◆ TASK TO COMPLETE
Each line that holds the word "content" is to be identified and copied.

◆ TASK DATA
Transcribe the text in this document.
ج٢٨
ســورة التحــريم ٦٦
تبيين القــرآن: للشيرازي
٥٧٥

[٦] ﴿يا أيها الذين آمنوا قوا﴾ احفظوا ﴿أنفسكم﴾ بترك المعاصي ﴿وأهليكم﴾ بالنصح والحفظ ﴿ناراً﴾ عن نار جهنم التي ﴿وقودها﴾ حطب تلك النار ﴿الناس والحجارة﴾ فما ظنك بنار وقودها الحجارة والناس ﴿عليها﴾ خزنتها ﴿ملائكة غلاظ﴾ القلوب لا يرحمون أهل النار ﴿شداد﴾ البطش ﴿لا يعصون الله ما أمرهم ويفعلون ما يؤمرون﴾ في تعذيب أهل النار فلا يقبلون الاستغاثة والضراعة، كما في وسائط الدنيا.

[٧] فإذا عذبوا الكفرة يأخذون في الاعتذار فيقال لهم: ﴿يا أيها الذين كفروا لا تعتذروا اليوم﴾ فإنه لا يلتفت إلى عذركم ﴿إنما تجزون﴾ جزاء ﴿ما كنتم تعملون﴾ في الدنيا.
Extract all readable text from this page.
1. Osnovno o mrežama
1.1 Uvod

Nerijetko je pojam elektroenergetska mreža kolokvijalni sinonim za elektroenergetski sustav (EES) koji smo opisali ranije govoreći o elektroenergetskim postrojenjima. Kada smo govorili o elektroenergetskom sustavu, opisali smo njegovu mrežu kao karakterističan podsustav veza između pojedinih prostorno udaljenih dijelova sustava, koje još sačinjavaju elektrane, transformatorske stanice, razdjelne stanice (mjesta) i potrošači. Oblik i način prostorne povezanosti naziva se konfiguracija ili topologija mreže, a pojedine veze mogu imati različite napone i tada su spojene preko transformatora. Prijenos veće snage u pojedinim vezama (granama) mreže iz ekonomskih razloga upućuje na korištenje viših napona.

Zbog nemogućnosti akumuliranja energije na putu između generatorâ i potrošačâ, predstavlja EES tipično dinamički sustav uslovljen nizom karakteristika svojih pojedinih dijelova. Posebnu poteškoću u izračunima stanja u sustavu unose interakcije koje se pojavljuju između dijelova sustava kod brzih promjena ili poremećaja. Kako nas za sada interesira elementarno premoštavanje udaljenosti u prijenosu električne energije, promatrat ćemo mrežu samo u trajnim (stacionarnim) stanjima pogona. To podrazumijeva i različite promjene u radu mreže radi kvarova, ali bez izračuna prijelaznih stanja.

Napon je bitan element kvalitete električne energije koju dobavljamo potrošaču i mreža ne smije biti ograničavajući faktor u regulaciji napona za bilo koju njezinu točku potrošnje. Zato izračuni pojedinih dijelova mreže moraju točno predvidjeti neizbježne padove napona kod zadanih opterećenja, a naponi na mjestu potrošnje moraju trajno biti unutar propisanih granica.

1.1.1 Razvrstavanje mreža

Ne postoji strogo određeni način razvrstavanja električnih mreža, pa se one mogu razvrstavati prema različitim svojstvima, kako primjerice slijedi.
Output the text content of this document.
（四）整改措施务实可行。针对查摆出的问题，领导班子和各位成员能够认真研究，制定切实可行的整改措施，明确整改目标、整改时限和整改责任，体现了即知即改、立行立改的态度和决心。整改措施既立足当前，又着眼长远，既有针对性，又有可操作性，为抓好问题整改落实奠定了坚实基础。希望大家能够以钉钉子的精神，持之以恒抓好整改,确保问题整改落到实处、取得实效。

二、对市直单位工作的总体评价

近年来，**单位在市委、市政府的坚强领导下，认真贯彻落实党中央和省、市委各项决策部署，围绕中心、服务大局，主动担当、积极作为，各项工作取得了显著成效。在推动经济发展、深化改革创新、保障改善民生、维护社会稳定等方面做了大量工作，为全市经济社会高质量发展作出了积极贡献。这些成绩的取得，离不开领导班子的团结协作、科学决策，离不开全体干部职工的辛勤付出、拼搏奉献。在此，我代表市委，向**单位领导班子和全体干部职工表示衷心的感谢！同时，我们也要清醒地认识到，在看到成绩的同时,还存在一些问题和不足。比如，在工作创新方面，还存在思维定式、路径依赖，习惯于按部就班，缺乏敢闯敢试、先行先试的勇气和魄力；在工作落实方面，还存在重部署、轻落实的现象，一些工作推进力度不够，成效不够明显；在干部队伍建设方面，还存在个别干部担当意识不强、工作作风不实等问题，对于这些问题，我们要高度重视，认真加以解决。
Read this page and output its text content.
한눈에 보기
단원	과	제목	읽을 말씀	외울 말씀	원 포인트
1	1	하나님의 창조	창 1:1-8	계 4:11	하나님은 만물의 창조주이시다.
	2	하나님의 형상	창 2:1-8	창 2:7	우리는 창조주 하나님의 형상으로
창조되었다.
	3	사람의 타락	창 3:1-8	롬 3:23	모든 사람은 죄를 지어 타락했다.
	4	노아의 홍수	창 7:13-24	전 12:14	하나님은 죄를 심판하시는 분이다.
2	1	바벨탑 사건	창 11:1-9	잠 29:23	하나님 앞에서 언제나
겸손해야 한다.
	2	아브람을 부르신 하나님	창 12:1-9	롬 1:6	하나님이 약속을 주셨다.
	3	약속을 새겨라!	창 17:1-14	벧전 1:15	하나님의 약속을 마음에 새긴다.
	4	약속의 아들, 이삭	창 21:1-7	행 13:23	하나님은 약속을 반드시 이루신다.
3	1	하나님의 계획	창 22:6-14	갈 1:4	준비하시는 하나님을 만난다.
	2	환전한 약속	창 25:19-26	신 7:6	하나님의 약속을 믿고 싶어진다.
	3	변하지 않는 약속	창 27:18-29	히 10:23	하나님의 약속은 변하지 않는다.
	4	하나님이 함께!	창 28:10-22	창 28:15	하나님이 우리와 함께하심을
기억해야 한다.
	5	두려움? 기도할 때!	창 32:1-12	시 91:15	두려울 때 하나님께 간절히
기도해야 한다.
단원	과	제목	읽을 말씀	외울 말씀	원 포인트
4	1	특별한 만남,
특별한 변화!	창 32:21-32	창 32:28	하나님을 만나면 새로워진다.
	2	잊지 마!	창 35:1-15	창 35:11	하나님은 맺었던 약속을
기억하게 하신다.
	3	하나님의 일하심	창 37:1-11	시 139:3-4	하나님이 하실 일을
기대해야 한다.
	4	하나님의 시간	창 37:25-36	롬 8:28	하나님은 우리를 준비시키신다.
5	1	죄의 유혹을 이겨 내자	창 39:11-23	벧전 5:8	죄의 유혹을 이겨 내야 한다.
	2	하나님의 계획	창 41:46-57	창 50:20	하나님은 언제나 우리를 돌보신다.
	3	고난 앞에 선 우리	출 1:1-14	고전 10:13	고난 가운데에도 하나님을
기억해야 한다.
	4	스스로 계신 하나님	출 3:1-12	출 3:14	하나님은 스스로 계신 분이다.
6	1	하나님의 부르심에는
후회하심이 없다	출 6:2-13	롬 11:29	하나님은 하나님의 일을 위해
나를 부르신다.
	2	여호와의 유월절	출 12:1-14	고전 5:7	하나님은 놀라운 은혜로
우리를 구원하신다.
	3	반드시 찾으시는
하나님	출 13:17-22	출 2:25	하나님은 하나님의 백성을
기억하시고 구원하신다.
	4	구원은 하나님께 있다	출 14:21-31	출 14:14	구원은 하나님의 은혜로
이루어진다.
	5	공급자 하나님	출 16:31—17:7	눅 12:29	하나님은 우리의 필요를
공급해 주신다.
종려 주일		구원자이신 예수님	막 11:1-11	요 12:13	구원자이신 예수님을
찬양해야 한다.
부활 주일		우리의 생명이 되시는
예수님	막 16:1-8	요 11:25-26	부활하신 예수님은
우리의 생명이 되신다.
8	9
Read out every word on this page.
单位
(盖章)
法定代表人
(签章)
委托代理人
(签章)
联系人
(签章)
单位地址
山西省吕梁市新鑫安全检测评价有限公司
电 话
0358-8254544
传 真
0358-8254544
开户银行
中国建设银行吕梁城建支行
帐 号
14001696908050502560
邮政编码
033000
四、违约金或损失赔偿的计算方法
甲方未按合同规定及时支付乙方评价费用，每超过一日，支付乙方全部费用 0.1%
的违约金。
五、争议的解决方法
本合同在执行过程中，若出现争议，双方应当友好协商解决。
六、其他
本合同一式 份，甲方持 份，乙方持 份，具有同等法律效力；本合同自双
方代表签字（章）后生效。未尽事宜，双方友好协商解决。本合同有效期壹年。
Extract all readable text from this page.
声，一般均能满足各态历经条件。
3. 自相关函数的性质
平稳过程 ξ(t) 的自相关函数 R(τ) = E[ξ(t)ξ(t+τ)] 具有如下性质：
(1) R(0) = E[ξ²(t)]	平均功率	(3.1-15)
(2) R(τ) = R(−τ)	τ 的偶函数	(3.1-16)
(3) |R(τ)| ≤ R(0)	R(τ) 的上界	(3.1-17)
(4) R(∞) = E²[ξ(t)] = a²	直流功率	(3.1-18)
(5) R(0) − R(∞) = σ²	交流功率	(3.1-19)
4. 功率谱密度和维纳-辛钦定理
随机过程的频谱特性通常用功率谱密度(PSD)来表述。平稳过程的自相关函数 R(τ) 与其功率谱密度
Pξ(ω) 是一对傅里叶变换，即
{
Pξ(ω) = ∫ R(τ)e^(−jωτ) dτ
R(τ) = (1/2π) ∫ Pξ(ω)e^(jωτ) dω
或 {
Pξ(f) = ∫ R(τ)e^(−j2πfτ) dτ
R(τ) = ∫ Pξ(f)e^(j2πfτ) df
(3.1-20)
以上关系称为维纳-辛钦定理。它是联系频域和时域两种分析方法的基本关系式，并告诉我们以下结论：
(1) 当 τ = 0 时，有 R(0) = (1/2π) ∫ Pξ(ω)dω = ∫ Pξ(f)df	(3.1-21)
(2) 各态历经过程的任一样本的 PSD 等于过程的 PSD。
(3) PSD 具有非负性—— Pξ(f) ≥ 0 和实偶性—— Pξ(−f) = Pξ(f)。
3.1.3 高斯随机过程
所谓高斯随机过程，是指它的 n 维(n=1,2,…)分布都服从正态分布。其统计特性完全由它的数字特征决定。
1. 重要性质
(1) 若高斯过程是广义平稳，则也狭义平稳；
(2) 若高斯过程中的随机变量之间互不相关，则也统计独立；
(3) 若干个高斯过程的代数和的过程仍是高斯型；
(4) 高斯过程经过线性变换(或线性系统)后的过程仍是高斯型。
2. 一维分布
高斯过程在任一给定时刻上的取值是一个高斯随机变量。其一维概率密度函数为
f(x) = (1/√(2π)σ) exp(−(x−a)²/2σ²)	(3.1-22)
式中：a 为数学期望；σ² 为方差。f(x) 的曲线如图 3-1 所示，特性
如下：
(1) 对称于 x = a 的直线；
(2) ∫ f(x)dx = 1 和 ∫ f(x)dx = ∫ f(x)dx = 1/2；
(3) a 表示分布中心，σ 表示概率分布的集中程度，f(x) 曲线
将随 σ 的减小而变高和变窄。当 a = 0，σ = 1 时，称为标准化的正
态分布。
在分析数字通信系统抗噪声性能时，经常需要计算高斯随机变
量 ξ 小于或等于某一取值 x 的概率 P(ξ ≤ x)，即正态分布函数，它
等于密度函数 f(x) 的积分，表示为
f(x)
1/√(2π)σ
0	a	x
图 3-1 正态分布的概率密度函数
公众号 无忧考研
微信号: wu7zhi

◆ CORRECT RESPONSE
Output the text content of this document.
Read this page and output its text content.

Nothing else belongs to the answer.